BEGIN DATA IN THIS EXERCISE

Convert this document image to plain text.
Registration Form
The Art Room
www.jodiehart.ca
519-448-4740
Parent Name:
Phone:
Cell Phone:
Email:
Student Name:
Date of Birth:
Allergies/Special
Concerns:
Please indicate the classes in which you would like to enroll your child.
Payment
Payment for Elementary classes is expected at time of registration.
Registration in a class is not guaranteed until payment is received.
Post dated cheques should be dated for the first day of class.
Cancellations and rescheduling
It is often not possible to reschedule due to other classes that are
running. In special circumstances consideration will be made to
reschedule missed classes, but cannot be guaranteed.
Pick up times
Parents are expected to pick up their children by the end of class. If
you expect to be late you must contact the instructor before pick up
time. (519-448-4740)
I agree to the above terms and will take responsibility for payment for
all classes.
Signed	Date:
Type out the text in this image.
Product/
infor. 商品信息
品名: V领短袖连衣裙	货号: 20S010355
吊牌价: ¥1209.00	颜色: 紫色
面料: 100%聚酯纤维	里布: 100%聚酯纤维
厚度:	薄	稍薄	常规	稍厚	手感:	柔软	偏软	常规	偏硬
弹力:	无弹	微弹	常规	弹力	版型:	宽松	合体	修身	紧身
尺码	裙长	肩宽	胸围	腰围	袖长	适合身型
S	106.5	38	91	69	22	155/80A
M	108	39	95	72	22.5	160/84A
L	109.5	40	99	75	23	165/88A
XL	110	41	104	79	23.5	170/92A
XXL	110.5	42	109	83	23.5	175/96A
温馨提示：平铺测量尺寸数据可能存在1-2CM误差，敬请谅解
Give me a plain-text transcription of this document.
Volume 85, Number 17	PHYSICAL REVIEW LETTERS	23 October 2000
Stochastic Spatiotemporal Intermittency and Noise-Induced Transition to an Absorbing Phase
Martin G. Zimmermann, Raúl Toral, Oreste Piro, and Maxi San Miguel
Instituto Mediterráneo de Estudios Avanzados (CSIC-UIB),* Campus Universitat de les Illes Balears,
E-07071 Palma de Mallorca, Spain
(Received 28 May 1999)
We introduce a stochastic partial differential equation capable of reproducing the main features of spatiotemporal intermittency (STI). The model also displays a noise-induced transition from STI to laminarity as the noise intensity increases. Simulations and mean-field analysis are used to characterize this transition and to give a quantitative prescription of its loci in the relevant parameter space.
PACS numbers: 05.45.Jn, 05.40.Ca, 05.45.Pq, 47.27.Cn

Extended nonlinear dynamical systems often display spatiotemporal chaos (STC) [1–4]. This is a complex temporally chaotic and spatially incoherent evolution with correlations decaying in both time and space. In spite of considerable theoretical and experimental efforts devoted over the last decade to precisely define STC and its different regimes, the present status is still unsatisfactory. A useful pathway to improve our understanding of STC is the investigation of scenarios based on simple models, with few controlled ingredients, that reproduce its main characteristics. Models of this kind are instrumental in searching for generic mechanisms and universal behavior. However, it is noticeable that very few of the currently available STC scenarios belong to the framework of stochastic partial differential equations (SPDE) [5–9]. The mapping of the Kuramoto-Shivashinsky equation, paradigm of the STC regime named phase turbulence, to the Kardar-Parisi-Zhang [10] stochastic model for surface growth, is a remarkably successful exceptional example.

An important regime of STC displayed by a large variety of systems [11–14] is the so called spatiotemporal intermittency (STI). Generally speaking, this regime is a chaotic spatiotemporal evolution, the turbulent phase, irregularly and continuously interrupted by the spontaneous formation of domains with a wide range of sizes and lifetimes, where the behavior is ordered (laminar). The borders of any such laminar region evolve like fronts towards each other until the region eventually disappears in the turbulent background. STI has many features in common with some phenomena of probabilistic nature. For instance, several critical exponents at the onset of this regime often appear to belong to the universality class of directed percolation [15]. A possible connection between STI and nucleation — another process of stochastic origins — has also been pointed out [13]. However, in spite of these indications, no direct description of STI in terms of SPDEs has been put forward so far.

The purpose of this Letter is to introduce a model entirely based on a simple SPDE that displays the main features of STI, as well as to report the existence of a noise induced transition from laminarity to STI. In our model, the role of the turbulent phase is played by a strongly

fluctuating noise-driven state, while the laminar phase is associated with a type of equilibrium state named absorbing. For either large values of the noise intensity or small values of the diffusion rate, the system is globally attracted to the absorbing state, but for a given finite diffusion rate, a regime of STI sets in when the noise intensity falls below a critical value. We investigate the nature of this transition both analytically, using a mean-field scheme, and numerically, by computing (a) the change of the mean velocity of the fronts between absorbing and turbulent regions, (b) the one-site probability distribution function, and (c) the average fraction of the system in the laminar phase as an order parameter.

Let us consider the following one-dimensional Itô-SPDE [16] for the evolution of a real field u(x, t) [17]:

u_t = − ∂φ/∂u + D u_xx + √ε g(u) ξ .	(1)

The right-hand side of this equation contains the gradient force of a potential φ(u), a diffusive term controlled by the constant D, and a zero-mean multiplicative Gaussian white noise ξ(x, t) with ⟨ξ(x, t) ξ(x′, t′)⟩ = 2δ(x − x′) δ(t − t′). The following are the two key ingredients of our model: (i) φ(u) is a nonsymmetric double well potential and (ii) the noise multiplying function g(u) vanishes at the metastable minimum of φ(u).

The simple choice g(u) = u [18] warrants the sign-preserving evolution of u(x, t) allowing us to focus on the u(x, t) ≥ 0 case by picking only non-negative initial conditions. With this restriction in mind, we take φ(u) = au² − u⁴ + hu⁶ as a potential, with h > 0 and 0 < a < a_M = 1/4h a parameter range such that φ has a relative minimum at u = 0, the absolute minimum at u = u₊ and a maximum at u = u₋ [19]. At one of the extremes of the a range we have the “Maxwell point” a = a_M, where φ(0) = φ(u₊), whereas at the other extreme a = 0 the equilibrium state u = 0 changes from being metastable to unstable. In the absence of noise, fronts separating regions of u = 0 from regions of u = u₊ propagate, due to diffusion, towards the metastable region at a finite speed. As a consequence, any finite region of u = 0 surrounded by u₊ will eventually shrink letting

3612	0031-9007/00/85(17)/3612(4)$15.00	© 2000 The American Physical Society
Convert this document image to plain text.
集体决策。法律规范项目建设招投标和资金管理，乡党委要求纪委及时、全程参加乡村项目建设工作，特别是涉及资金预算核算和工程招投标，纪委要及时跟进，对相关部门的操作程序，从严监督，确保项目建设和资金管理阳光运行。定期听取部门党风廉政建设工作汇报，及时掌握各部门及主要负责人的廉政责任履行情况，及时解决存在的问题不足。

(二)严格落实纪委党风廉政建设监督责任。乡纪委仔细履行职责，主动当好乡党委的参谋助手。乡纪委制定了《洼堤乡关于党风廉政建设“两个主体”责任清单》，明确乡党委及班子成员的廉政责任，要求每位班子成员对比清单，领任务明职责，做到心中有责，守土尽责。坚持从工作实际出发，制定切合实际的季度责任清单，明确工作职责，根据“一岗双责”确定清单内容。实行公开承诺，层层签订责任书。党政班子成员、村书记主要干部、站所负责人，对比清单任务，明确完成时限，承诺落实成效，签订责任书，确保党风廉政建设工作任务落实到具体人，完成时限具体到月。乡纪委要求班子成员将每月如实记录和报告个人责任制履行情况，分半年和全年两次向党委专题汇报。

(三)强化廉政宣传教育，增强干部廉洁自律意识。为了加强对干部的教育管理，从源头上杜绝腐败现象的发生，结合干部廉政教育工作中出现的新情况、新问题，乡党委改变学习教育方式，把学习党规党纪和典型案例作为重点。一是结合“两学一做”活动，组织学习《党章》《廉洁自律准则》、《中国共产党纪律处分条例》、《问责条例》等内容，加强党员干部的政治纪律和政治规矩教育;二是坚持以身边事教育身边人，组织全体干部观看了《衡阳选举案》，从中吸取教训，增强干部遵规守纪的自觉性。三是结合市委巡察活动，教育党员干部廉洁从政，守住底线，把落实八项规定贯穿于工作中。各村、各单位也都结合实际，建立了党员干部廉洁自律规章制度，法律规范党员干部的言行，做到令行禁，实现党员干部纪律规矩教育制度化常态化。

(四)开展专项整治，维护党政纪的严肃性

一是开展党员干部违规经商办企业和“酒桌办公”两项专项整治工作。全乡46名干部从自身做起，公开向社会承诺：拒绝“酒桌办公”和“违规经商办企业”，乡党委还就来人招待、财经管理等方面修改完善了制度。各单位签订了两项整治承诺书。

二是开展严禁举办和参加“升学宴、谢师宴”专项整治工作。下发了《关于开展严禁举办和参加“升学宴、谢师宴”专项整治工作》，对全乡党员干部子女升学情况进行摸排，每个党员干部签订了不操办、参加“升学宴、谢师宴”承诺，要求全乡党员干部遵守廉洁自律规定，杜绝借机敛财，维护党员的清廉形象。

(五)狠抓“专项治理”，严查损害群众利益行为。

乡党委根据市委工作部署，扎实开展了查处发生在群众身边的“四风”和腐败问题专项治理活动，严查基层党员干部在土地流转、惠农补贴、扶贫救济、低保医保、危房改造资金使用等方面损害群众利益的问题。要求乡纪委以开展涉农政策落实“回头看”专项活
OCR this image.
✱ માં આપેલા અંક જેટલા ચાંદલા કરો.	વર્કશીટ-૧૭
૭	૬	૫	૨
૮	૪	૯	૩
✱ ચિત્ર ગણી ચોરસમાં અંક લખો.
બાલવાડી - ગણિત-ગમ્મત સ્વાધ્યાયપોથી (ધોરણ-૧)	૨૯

END DATA IN THIS EXERCISE

» **INSTRUCTIONS TO FOLLOW**: Only the lines from the one containing "OCR this image." to the end of the records should be repeated, exactly as they appear.

» **COMPLETE RESPONSE**:
OCR this image.
✱ માં આપેલા અંક જેટલા ચાંદલા કરો.	વર્કશીટ-૧૭
૭	૬	૫	૨
૮	૪	૯	૩
✱ ચિત્ર ગણી ચોરસમાં અંક લખો.
બાલવાડી - ગણિત-ગમ્મત સ્વાધ્યાયપોથી (ધોરણ-૧)	૨૯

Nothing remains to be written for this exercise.